> **THINGS TO DO**:
a. Answer these from the Cassandra modeling text:
(i) Which database first held the data?
(ii) About how many devices will be connected?
(iii) What format is the data in?
b. In the Cassandra modeling text, quote the passage that opens with the words containing "Devices need to" and closes with "the format below.".

Simple Cassandra modeling example

1 Introduction

The document explores different designs for a simple real-world time series use case on Apache Cassandra. Initially this data resided in a different database (SQL Server, Rdbms), but given the volume of the data, we need a more scalable solution. Cassandra was chosen for its scalability, no SPOF feature, and ease of use. We will review our options regarding the data model, using CQL to construct the table.

1.1 Scope and requirements

Devices need to communicate over the Web (devices are wifi-enabled) to their backend cloud infrastructure (IaaS and PaaS) to send status and retrieve updates. There will be about 100k devices connected, and it is important that the architecture be scalable when more devices are added. The rate fluctuates with spikes. Data format is XML.

Need to find the optimal schema for this data, accounting for fast writes and fast retrieval, minimizing the amount of space utilized.
Cassandra is a good choice for storing this data, but how to proceed with the data schema?

1.2 Data schema & queries

The data that we want to store in Cassandra are of the format below.

> **LISTED ENTRIES**:

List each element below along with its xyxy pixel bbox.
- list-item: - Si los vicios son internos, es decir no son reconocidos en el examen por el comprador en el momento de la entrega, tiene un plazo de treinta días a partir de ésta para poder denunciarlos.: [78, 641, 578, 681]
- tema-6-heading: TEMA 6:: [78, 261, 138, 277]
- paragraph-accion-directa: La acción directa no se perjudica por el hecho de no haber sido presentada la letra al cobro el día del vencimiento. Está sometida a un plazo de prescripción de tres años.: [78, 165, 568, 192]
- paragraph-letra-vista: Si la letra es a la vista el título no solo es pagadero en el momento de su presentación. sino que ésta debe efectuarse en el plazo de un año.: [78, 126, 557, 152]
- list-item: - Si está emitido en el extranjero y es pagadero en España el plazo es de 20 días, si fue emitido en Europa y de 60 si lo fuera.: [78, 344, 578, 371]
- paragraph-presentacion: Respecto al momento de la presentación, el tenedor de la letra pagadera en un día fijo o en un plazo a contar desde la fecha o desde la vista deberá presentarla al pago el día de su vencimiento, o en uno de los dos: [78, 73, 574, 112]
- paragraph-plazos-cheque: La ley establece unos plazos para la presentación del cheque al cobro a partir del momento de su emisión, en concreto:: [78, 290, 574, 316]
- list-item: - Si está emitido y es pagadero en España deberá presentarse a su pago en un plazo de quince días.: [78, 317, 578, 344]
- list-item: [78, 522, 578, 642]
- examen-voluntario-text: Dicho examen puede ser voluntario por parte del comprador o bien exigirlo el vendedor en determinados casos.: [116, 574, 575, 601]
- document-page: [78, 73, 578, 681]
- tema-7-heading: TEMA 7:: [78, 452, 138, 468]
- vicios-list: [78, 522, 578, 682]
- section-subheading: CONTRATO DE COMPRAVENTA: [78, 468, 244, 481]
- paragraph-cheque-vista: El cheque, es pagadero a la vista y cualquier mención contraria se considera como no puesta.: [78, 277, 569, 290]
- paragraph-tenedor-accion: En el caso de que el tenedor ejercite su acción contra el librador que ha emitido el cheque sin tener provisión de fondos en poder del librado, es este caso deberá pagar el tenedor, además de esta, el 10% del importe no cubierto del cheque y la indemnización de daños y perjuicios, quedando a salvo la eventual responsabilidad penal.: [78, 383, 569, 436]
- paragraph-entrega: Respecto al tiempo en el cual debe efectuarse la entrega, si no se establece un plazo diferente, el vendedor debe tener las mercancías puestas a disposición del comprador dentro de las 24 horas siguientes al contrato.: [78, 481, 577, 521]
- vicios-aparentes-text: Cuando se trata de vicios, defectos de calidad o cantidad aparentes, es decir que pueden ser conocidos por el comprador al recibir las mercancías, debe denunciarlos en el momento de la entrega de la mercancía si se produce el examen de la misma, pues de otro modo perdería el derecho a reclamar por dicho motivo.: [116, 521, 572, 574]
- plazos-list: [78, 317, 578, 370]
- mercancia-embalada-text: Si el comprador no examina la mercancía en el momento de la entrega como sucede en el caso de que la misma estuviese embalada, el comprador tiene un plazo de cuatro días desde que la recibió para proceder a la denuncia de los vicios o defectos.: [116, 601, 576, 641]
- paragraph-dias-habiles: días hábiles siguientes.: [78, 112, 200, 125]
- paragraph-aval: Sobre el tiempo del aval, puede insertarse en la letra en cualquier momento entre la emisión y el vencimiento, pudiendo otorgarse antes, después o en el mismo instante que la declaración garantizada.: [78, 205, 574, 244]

> **CORRECT ANSWERS**:
a.
(i) SQL Server (an RDBMS)
(ii) About 100k
(iii) XML

b.
Devices need to communicate over the Web (devices are wifi-enabled) to their backend cloud infrastructure (IaaS and PaaS) to send status and retrieve updates. There will be about 100k devices connected, and it is important that the architecture be scalable when more devices are added. The rate fluctuates with spikes. Data format is XML.

Need to find the optimal schema for this data, accounting for fast writes and fast retrieval, minimizing the amount of space utilized.
Cassandra is a good choice for storing this data, but how to proceed with the data schema?

1.2 Data schema & queries

The data that we want to store in Cassandra are of the format below.